EXERCISE OBJECTIVE: Select lines where the word "values" appears.

ENTRIES SUPPLIED:
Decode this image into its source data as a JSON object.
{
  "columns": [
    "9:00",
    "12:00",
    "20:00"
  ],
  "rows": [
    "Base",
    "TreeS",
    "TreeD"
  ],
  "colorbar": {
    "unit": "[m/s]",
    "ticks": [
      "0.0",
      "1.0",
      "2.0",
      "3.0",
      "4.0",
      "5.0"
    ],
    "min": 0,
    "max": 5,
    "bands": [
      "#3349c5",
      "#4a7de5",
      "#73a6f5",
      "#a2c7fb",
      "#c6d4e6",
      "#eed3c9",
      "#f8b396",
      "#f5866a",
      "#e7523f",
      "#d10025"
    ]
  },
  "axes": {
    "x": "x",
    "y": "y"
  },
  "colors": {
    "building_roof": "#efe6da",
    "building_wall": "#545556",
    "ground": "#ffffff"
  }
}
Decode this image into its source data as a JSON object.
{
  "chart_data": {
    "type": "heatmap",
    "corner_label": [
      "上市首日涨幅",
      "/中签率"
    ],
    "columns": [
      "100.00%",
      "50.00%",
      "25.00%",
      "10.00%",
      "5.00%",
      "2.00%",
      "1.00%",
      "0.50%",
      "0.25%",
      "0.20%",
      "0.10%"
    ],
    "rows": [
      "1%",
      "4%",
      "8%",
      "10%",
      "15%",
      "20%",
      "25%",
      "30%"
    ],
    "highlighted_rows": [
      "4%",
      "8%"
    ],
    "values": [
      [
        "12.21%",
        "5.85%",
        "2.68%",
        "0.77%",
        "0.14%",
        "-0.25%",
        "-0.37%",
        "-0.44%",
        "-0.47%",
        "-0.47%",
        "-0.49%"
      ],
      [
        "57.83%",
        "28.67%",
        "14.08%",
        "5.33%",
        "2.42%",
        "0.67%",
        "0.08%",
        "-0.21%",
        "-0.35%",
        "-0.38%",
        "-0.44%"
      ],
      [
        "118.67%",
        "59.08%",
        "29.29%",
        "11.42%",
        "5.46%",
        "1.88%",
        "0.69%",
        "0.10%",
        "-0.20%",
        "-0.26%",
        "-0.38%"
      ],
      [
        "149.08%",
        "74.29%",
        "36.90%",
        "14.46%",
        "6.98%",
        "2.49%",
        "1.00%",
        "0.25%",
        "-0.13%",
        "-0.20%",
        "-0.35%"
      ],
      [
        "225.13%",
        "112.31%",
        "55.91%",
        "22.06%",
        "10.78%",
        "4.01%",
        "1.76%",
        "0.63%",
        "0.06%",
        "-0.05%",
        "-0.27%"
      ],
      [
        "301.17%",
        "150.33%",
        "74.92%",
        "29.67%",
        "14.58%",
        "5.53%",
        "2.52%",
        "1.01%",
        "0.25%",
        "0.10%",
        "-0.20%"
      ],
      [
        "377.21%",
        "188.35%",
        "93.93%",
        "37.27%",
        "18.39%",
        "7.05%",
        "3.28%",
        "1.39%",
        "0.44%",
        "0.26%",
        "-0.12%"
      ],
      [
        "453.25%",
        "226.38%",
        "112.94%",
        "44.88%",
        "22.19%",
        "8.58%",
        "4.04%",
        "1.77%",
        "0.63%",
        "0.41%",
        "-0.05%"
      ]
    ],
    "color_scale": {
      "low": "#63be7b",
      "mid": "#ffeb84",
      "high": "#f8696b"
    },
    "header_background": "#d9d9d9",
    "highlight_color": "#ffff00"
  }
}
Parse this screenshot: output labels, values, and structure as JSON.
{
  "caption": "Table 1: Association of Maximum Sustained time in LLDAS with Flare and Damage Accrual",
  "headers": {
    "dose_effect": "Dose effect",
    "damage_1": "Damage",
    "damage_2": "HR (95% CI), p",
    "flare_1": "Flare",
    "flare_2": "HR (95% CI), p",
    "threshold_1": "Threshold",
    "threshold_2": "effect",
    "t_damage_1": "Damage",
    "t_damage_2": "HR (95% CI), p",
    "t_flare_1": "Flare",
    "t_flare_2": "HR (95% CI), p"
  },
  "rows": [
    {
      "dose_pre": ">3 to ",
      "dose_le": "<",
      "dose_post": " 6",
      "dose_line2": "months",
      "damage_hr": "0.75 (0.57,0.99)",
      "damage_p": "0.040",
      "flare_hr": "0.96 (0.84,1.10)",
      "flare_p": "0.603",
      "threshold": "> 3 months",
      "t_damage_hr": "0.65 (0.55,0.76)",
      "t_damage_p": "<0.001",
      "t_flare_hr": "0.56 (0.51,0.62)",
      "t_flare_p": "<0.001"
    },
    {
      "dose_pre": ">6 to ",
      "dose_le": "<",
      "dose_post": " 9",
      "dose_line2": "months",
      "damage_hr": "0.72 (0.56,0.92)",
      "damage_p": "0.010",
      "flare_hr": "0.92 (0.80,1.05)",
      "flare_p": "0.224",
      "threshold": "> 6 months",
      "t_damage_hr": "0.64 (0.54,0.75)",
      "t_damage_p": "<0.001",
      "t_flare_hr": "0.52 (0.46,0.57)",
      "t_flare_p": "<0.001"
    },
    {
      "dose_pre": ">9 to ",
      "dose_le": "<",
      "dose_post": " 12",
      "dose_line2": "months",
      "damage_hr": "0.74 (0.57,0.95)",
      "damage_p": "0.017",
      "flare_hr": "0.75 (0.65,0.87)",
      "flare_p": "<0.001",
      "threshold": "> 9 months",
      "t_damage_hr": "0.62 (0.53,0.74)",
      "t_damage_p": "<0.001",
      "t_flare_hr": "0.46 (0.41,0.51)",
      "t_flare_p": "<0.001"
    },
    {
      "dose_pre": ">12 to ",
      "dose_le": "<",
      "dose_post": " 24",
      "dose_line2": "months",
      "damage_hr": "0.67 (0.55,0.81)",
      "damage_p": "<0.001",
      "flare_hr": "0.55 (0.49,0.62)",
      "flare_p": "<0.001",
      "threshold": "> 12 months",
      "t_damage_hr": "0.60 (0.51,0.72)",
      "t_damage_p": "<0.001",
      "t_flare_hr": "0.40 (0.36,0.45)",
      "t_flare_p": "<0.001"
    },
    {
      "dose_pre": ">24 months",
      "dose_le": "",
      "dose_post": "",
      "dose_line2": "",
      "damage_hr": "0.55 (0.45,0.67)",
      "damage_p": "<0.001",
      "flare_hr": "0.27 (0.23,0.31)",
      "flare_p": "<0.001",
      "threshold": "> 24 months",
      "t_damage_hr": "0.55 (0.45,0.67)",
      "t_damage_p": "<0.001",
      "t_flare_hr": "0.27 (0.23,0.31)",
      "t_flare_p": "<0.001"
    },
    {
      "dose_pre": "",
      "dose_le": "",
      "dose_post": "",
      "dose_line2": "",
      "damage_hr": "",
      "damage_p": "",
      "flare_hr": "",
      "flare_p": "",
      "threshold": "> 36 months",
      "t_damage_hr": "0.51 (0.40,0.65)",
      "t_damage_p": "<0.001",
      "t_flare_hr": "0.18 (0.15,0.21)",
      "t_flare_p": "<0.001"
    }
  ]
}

OUTPUT OF THE TASK:
    "values": [
Parse this screenshot: output labels, values, and structure as JSON.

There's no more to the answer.